**SUPPLIED PASSAGE:**
• • • • •

Why Do Humans Tell The Stories They Do: An Interview with Lily Alexander (Part Three)

Much has been written about “the hero’s journey” as an underlying structure in contemporary storytelling -- one that is explicitly evoked by many working in the industry, from George Lucas’s open acknowledgement of the insights he drew from Joseph Campbell to the use of these concepts in many of the most widely used books on screenwriting. What do you see as the use value of “the hero’s journey” as a tool for authors in structuring contemporary stories? As a means for audiences to interpret and make sense of contemporary stories?

The “hero’s journey” is both a tool for the authors in structuring the story and a means by which the audience can interpret this narrative formula and benefit from it. It is through the use of this tool, the “journey” – essentially a ritual mechanism – that the two groups meet, as the Initiating and the Initiands (to borrow Turner’s terms). Both the former and the latter need the knowledge encoded within this narrative paradigm.

• • • • •

**STORED ROWS:**

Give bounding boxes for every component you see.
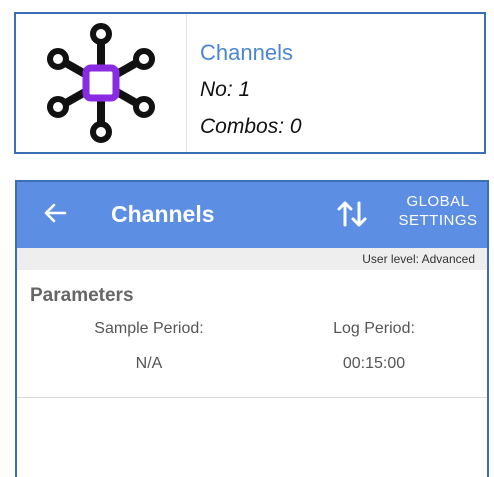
global-settings-label-line1: GLOBAL bbox=[406, 193, 470, 210]
card-combos-count: Combos: 0 bbox=[200, 115, 302, 138]
arrow-left-icon bbox=[44, 203, 67, 223]
card-channel-number: No: 1 bbox=[200, 78, 251, 101]
channels-screen: Channels GLOBAL SETTINGS User level: Adv… bbox=[15, 180, 489, 477]
global-settings-button[interactable]: GLOBAL SETTINGS bbox=[393, 192, 483, 230]
log-period-label: Log Period: bbox=[333, 320, 415, 337]
global-settings-label-line2: SETTINGS bbox=[398, 212, 478, 229]
back-button[interactable] bbox=[39, 196, 73, 230]
sort-button[interactable] bbox=[334, 196, 370, 232]
card-title: Channels bbox=[200, 40, 293, 65]
sample-period-label: Sample Period: bbox=[94, 320, 204, 337]
app-bar: Channels GLOBAL SETTINGS bbox=[17, 182, 487, 248]
channels-icon-area bbox=[24, 14, 187, 152]
user-level-bar: User level: Advanced bbox=[17, 248, 487, 270]
sort-arrows-icon bbox=[337, 201, 367, 227]
section-divider bbox=[17, 397, 487, 398]
page-title: Channels bbox=[111, 201, 215, 227]
log-period-value: 00:15:00 bbox=[342, 355, 406, 372]
user-level-text: User level: Advanced bbox=[362, 252, 475, 266]
parameters-heading: Parameters bbox=[30, 285, 134, 306]
sample-period-value: N/A bbox=[135, 355, 163, 372]
channels-card[interactable]: Channels No: 1 Combos: 0 bbox=[14, 12, 486, 154]
channels-hub-icon bbox=[47, 23, 155, 143]
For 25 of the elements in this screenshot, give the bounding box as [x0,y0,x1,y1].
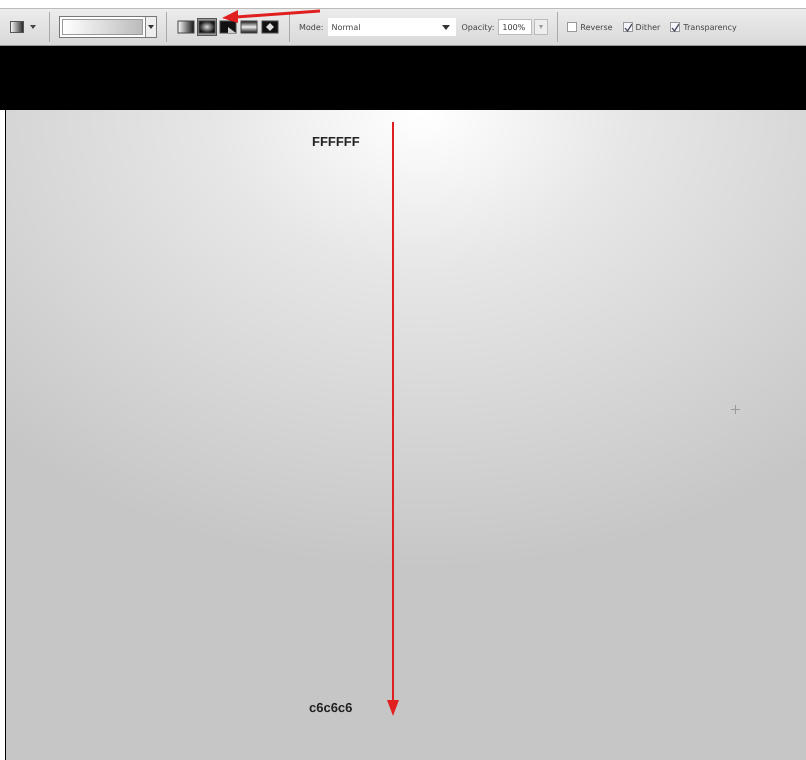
gradient-picker[interactable] [59,16,157,38]
color-label: FFFFFF [312,134,360,149]
caret-icon [30,25,36,29]
checkbox[interactable] [670,22,680,32]
mode-label: Mode: [299,22,324,32]
crosshair-icon [731,405,740,414]
opacity-field[interactable]: 100% [498,19,532,35]
caret-icon [442,24,450,30]
reflected-gradient-button[interactable] [239,18,259,36]
checkbox-label: Reverse [580,22,613,32]
gradient-swatch-icon [10,21,24,33]
opacity-label: Opacity: [462,22,494,32]
linear-gradient-button[interactable] [176,18,196,36]
checkbox[interactable] [622,22,633,32]
checkbox[interactable] [567,22,578,32]
angle-gradient-button[interactable] [218,18,238,36]
caret-icon [539,25,544,29]
opacity-slider-button[interactable] [534,19,548,35]
mode-dropdown[interactable]: Normal [328,18,456,36]
caret-icon [148,25,154,29]
checkbox-label: Transparency [683,22,737,32]
checkbox-label: Dither [636,22,660,32]
diamond-gradient-button[interactable] [260,18,280,36]
color-label: c6c6c6 [309,700,352,715]
radial-gradient-button[interactable] [197,18,217,36]
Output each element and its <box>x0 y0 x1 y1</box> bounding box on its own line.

• • • • •

**PROBLEM TO SOLVE:** List every person named in the interview on storytelling.

**RIGHT ANSWER:** Lily Alexander, George Lucas, Joseph Campbell, Turner